** START **

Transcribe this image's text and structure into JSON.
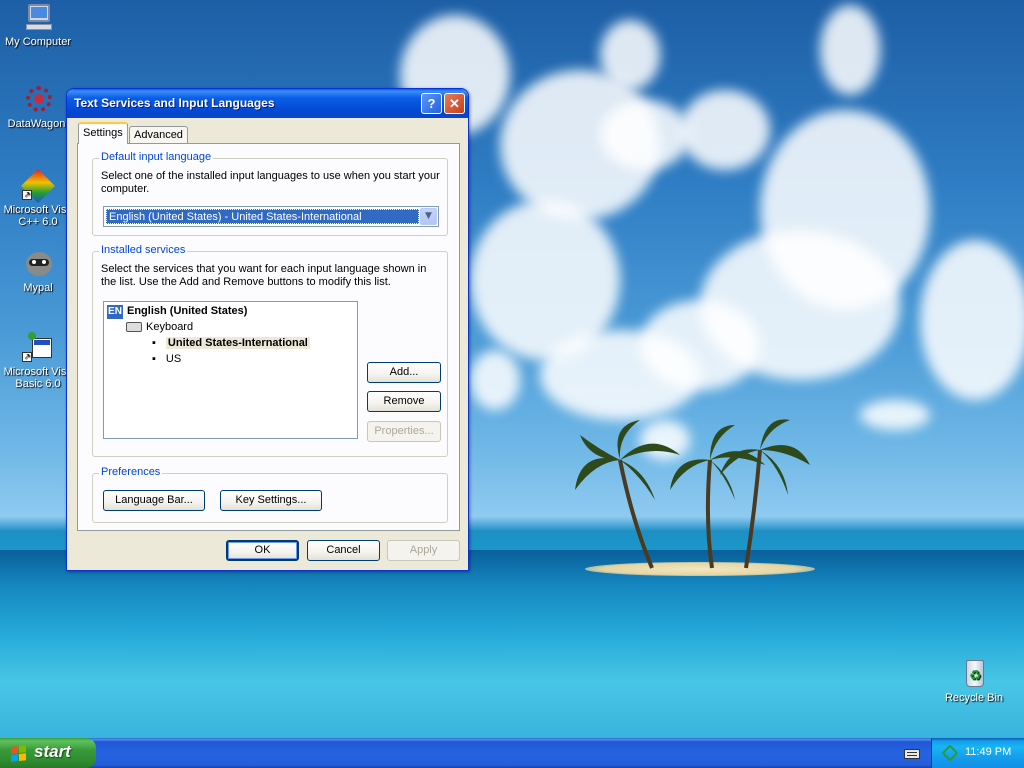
{
  "desktop": {
    "icons": [
      {
        "label_1": "My Computer",
        "label_2": ""
      },
      {
        "label_1": "DataWagon.",
        "label_2": ""
      },
      {
        "label_1": "Microsoft Visu",
        "label_2": "C++ 6.0"
      },
      {
        "label_1": "Mypal",
        "label_2": ""
      },
      {
        "label_1": "Microsoft Visu",
        "label_2": "Basic 6.0"
      },
      {
        "label_1": "Recycle Bin",
        "label_2": ""
      }
    ]
  },
  "dialog": {
    "title": "Text Services and Input Languages",
    "help_label": "?",
    "close_label": "✕",
    "tabs": [
      {
        "label": "Settings",
        "active": true
      },
      {
        "label": "Advanced",
        "active": false
      }
    ],
    "default_language": {
      "legend": "Default input language",
      "description": "Select one of the installed input languages to use when you start your computer.",
      "selected": "English (United States) - United States-International"
    },
    "installed_services": {
      "legend": "Installed services",
      "description": "Select the services that you want for each input language shown in the list. Use the Add and Remove buttons to modify this list.",
      "tree": {
        "badge": "EN",
        "language": "English (United States)",
        "category": "Keyboard",
        "items": [
          "United States-International",
          "US"
        ]
      },
      "buttons": {
        "add": "Add...",
        "remove": "Remove",
        "properties": "Properties..."
      }
    },
    "preferences": {
      "legend": "Preferences",
      "buttons": {
        "language_bar": "Language Bar...",
        "key_settings": "Key Settings..."
      }
    },
    "footer": {
      "ok": "OK",
      "cancel": "Cancel",
      "apply": "Apply"
    }
  },
  "taskbar": {
    "start_label": "start",
    "clock": "11:49 PM"
  },
  "colors": {
    "title_bar": "#0a5fe8",
    "dialog_bg": "#ece9d8",
    "selection": "#316ac5",
    "group_legend": "#0046d5",
    "start_green": "#3a9a3a"
  }
}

** END **

Sift the material for lines with the string "Settings". Copy each one found.

- _EXERCISE ANSWER_
        "label": "Settings",
        "key_settings": "Key Settings..."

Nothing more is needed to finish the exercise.